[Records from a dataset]
▼

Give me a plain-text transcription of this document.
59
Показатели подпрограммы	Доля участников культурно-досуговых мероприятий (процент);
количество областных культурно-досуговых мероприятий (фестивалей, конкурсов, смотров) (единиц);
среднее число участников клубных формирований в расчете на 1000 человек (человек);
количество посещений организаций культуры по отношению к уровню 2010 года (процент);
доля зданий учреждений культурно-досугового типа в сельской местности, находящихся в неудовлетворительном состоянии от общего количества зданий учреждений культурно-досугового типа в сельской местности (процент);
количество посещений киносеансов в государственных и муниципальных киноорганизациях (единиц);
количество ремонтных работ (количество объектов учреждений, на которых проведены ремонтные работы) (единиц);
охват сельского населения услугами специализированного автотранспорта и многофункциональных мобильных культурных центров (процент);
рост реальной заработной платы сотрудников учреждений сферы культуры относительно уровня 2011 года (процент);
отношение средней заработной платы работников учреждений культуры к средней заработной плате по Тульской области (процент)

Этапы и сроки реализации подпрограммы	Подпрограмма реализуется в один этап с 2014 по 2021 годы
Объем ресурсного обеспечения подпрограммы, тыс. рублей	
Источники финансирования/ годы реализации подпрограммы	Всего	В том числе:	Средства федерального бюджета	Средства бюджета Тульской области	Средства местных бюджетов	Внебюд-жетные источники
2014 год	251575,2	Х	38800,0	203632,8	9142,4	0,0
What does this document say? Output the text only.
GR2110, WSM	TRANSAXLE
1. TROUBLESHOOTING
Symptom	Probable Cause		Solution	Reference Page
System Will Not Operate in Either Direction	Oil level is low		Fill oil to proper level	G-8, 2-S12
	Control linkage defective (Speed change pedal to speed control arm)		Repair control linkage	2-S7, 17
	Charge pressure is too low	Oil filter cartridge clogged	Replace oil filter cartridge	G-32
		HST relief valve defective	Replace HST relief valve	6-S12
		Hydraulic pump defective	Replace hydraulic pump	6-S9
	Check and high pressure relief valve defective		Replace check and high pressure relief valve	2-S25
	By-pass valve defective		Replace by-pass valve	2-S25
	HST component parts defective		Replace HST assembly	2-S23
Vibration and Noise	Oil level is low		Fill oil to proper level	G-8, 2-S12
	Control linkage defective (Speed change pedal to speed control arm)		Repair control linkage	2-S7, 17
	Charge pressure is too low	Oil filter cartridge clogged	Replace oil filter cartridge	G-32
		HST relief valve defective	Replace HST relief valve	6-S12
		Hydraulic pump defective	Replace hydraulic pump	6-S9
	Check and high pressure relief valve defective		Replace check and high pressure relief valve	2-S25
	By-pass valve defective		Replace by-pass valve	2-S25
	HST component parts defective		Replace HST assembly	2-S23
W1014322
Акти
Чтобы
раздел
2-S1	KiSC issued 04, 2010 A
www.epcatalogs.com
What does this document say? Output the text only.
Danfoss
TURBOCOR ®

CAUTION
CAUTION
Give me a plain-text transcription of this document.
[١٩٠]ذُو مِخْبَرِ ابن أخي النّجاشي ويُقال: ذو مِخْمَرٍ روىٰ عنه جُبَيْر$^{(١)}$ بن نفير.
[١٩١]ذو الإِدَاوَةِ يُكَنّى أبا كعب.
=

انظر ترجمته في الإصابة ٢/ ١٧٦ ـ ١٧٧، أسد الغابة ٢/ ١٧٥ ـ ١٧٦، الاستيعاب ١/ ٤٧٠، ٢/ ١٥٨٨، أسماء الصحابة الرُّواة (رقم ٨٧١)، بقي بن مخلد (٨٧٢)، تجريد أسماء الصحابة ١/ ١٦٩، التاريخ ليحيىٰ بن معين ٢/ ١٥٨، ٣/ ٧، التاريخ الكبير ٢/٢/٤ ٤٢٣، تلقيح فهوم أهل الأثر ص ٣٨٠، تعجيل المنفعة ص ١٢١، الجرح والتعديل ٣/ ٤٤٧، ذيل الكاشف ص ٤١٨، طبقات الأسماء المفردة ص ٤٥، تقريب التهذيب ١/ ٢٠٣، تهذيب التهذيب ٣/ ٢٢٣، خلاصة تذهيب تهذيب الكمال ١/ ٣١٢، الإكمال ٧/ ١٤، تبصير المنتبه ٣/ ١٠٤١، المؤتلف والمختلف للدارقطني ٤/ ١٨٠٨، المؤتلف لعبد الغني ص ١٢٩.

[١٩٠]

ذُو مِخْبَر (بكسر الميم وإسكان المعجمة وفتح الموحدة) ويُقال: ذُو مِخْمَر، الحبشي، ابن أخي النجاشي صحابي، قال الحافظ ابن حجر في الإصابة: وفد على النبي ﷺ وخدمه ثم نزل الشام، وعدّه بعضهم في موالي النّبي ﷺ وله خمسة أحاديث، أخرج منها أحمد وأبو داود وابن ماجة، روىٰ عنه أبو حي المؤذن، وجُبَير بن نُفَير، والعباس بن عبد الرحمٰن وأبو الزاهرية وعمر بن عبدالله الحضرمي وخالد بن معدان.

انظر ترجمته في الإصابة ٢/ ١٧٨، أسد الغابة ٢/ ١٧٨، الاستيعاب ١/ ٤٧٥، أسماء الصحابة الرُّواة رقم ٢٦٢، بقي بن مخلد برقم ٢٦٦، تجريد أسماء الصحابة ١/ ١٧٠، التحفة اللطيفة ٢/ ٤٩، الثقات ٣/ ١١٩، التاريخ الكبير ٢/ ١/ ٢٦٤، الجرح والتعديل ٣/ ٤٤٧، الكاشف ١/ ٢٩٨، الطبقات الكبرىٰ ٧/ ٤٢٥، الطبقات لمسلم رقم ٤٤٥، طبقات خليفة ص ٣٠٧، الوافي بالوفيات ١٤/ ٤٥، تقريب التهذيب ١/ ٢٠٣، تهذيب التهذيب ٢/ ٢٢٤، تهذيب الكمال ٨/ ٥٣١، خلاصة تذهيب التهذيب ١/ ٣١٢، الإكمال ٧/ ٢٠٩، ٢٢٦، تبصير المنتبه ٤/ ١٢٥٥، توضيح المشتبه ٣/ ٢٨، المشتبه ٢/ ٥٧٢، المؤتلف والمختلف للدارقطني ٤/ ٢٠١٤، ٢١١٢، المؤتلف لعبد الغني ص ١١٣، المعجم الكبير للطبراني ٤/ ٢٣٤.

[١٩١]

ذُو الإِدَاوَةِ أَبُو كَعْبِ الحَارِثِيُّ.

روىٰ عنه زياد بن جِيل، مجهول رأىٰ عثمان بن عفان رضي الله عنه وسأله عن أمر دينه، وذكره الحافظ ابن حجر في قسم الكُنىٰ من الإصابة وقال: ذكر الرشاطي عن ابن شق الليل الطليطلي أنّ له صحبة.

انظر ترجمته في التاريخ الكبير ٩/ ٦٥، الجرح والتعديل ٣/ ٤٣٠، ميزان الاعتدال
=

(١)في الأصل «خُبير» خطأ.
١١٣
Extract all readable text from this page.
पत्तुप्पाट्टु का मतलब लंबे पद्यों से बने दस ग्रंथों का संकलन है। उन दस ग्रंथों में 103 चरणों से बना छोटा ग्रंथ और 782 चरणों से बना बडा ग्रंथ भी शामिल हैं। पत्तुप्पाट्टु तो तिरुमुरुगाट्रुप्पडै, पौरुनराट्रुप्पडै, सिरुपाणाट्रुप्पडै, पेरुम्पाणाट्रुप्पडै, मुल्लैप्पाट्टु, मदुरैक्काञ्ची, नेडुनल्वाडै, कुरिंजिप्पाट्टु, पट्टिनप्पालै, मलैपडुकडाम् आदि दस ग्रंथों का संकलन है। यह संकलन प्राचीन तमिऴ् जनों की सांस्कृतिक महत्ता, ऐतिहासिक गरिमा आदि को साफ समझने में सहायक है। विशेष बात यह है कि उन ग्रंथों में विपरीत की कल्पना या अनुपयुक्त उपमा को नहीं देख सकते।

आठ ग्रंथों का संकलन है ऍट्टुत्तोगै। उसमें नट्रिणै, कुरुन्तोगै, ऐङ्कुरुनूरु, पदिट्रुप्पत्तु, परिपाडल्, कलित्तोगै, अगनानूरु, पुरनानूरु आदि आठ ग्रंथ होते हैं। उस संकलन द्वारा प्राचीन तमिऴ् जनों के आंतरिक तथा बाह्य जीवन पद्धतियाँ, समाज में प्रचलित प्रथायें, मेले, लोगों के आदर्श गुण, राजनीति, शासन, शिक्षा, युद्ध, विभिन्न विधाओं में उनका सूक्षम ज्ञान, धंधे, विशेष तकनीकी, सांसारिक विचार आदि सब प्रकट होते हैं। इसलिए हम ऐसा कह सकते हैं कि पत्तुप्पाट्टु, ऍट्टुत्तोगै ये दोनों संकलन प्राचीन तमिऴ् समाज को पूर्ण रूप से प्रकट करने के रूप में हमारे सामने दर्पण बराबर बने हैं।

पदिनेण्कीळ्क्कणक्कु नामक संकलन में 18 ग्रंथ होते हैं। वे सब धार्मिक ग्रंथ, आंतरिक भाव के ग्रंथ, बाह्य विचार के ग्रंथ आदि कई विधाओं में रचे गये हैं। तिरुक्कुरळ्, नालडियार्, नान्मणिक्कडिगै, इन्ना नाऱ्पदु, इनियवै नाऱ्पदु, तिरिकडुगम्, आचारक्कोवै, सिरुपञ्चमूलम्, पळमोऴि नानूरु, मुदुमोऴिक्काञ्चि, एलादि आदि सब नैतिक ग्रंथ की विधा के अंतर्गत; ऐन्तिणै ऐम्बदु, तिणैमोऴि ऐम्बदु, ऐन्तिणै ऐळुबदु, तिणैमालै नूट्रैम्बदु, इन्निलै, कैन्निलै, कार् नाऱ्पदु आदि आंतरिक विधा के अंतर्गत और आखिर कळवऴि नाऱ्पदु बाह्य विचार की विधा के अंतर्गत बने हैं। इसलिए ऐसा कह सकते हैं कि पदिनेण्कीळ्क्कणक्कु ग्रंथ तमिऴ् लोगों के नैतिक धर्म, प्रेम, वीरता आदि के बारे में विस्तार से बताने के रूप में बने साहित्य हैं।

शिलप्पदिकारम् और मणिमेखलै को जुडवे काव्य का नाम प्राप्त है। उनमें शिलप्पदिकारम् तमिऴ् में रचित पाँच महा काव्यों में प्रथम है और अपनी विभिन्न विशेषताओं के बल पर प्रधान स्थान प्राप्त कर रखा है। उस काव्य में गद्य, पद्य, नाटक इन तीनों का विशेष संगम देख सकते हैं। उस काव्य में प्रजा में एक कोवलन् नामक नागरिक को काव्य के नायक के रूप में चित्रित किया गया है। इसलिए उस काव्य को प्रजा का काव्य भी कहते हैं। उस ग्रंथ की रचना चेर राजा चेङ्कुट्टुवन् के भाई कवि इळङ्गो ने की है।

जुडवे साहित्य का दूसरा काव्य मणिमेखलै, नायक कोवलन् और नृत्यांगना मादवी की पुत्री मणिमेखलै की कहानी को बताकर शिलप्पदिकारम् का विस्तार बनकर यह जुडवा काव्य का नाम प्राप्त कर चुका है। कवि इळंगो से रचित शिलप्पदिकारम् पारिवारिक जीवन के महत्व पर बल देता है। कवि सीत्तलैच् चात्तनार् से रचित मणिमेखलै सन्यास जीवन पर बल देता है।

▲

▸ WRITTEN REQUEST
Above are the records. Identify each line that contains the word "годы".

▸ RESULT FOR THIS EXERCISE
Этапы и сроки реализации подпрограммы	Подпрограмма реализуется в один этап с 2014 по 2021 годы
Источники финансирования/ годы реализации подпрограммы	Всего	В том числе:	Средства федерального бюджета	Средства бюджета Тульской области	Средства местных бюджетов	Внебюд-жетные источники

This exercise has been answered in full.